## [Challenge]
Give a count of the lines below that have the string "this" in them, with no other words.

## [Input material]
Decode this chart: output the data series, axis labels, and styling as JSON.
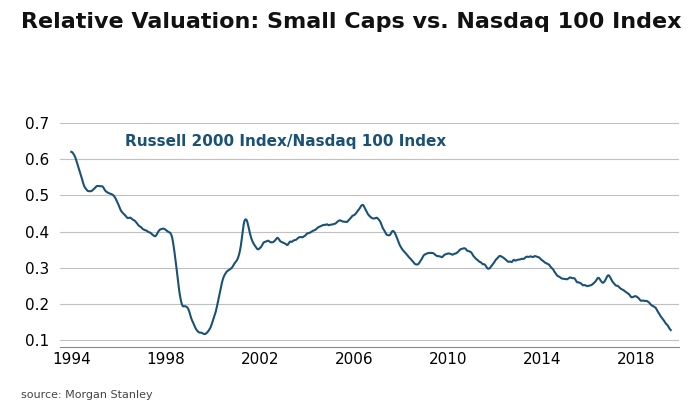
{
  "title": "Relative Valuation: Small Caps vs. Nasdaq 100 Index",
  "annotation": "Russell 2000 Index/Nasdaq 100 Index",
  "annotation_color": "#1a5276",
  "line_color": "#1a5276",
  "line_width": 1.5,
  "background_color": "#ffffff",
  "grid_color": "#c0c0c0",
  "ylabel_ticks": [
    0.1,
    0.2,
    0.3,
    0.4,
    0.5,
    0.6,
    0.7
  ],
  "xtick_labels": [
    "1994",
    "1998",
    "2002",
    "2006",
    "2010",
    "2014",
    "2018"
  ],
  "ylim": [
    0.08,
    0.75
  ],
  "source_text": "source: Morgan Stanley",
  "title_fontsize": 16,
  "annotation_fontsize": 11,
  "tick_fontsize": 11,
  "source_fontsize": 8
}
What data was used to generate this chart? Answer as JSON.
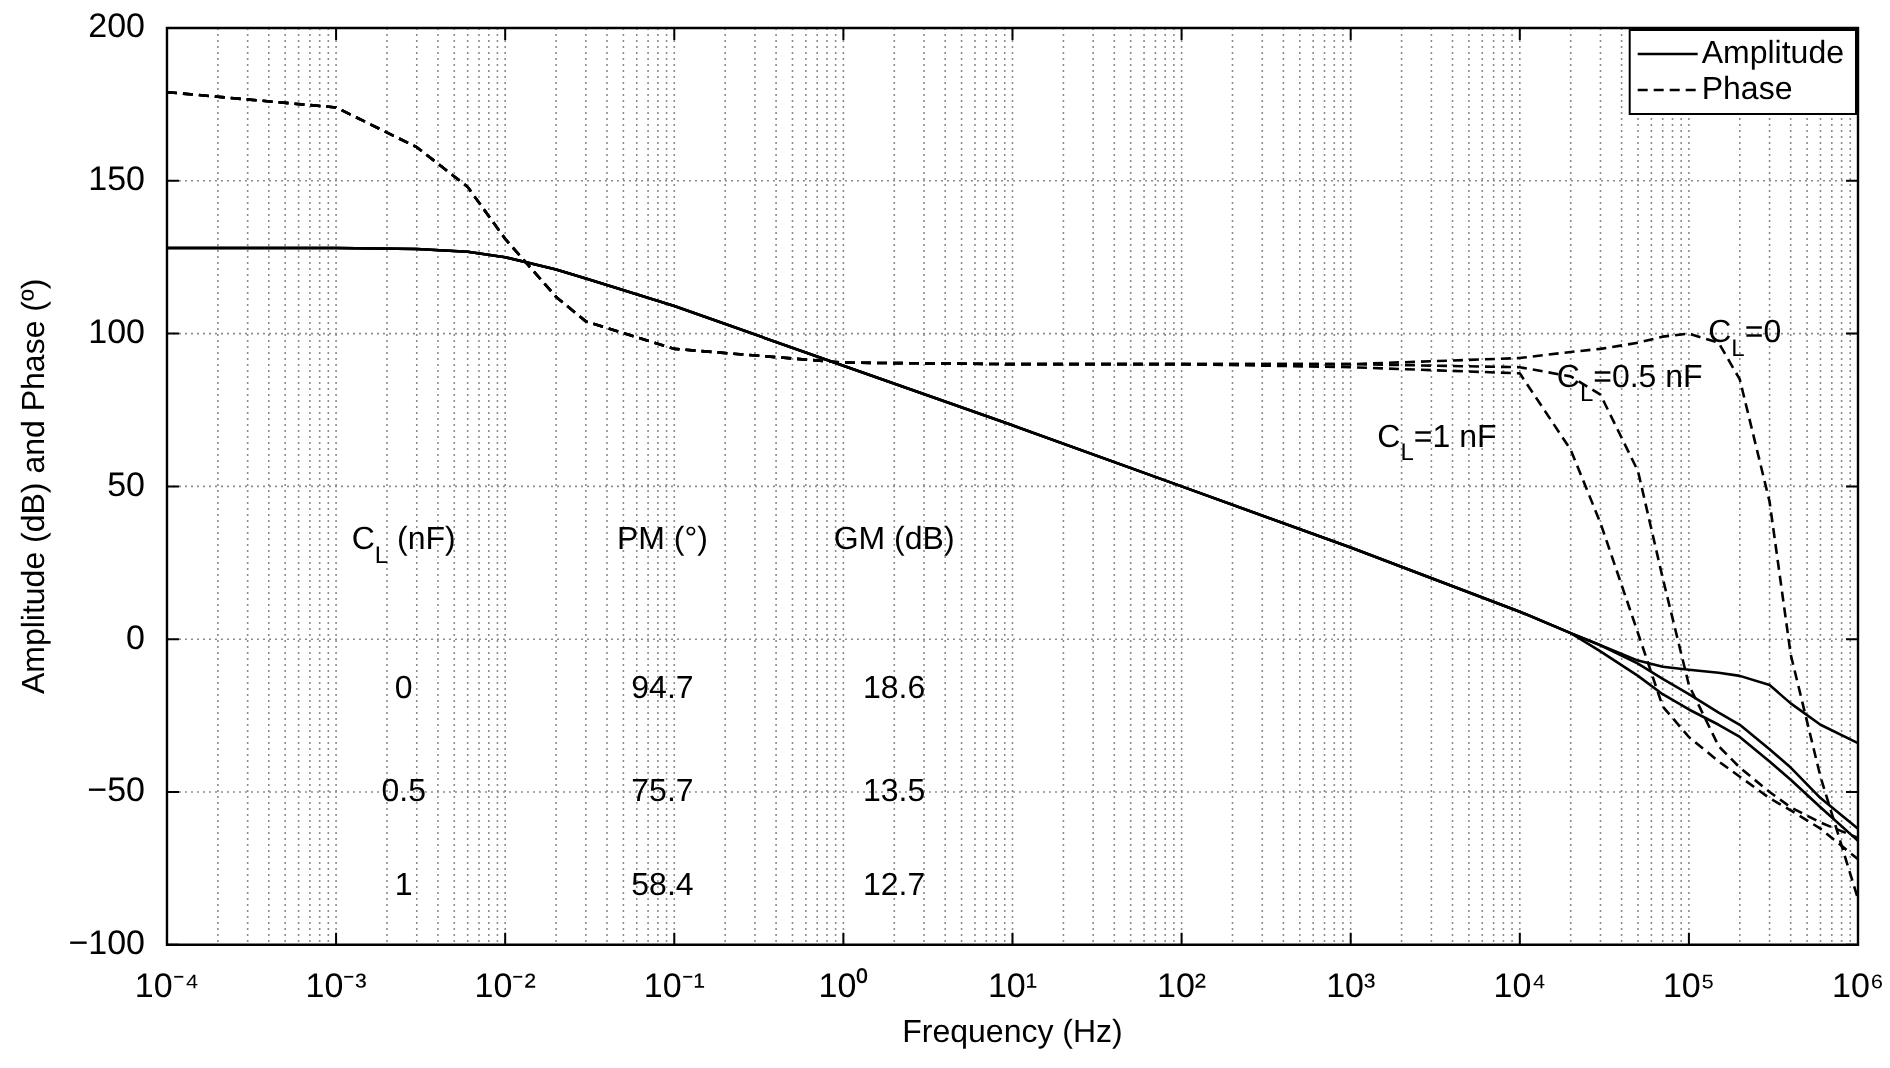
{
  "chart_data": {
    "type": "line",
    "xlabel": "Frequency (Hz)",
    "ylabel": "Amplitude (dB) and Phase (º)",
    "log": "x",
    "xlim": [
      0.0001,
      1000000
    ],
    "xticks": [
      {
        "value": 0.0001,
        "label": "10⁻⁴"
      },
      {
        "value": 0.001,
        "label": "10⁻³"
      },
      {
        "value": 0.01,
        "label": "10⁻²"
      },
      {
        "value": 0.1,
        "label": "10⁻¹"
      },
      {
        "value": 1,
        "label": "10⁰"
      },
      {
        "value": 10,
        "label": "10¹"
      },
      {
        "value": 100,
        "label": "10²"
      },
      {
        "value": 1000,
        "label": "10³"
      },
      {
        "value": 10000,
        "label": "10⁴"
      },
      {
        "value": 100000,
        "label": "10⁵"
      },
      {
        "value": 1000000,
        "label": "10⁶"
      }
    ],
    "ylim": [
      -100,
      200
    ],
    "yticks": [
      -100,
      -50,
      0,
      50,
      100,
      150,
      200
    ],
    "grid": true,
    "legend": "top right",
    "marker": "none",
    "x": [
      0.0001,
      0.001,
      0.003,
      0.006,
      0.01,
      0.02,
      0.03,
      0.1,
      1,
      10,
      100,
      1000,
      10000,
      20000,
      30000,
      50000,
      70000,
      100000,
      150000,
      200000,
      300000,
      400000,
      600000,
      1000000
    ],
    "series": [
      {
        "name": "Amplitude",
        "color": "#000000",
        "line_style": "solid",
        "values": [
          128,
          128,
          127.7,
          126.8,
          125,
          121,
          118,
          109,
          89.5,
          70,
          50,
          30,
          9,
          2,
          -2,
          -7,
          -9,
          -10,
          -11,
          -12,
          -15,
          -21,
          -28,
          -34
        ]
      },
      {
        "color": "#000000",
        "line_style": "solid",
        "values": [
          128,
          128,
          127.7,
          126.8,
          125,
          121,
          118,
          109,
          89.5,
          70,
          50,
          30,
          9,
          2,
          -2,
          -8,
          -13,
          -18,
          -24,
          -28,
          -36,
          -42,
          -52,
          -62
        ]
      },
      {
        "color": "#000000",
        "line_style": "solid",
        "values": [
          128,
          128,
          127.7,
          126.8,
          125,
          121,
          118,
          109,
          89.5,
          70,
          50,
          30,
          9,
          2,
          -4,
          -12,
          -18,
          -23,
          -28,
          -32,
          -40,
          -46,
          -55,
          -66
        ]
      },
      {
        "name": "Phase",
        "color": "#000000",
        "line_style": "dashed",
        "values": [
          179,
          174,
          161,
          148,
          131,
          112,
          104,
          95,
          90.5,
          90,
          90,
          90,
          92,
          94,
          95,
          97,
          99,
          100,
          97,
          85,
          45,
          -5,
          -45,
          -85
        ]
      },
      {
        "color": "#000000",
        "line_style": "dashed",
        "values": [
          179,
          174,
          161,
          148,
          131,
          112,
          104,
          95,
          90.5,
          90,
          90,
          90,
          89,
          86,
          80,
          55,
          20,
          -15,
          -35,
          -42,
          -50,
          -55,
          -60,
          -65
        ]
      },
      {
        "color": "#000000",
        "line_style": "dashed",
        "values": [
          179,
          174,
          161,
          148,
          131,
          112,
          104,
          95,
          90.5,
          90,
          90,
          89,
          87,
          62,
          38,
          2,
          -22,
          -32,
          -40,
          -45,
          -52,
          -56,
          -62,
          -72
        ]
      }
    ],
    "annotations": [
      "C$_{L}$=0",
      "C$_{L}$=0.5 nF",
      "C$_{L}$=1 nF",
      "C$_{L}$ (nF)",
      "PM (°)",
      "GM (dB)",
      "0",
      "94.7",
      "18.6",
      "0.5",
      "75.7",
      "13.5",
      "1",
      "58.4",
      "12.7"
    ]
  }
}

## [Exercise response]
2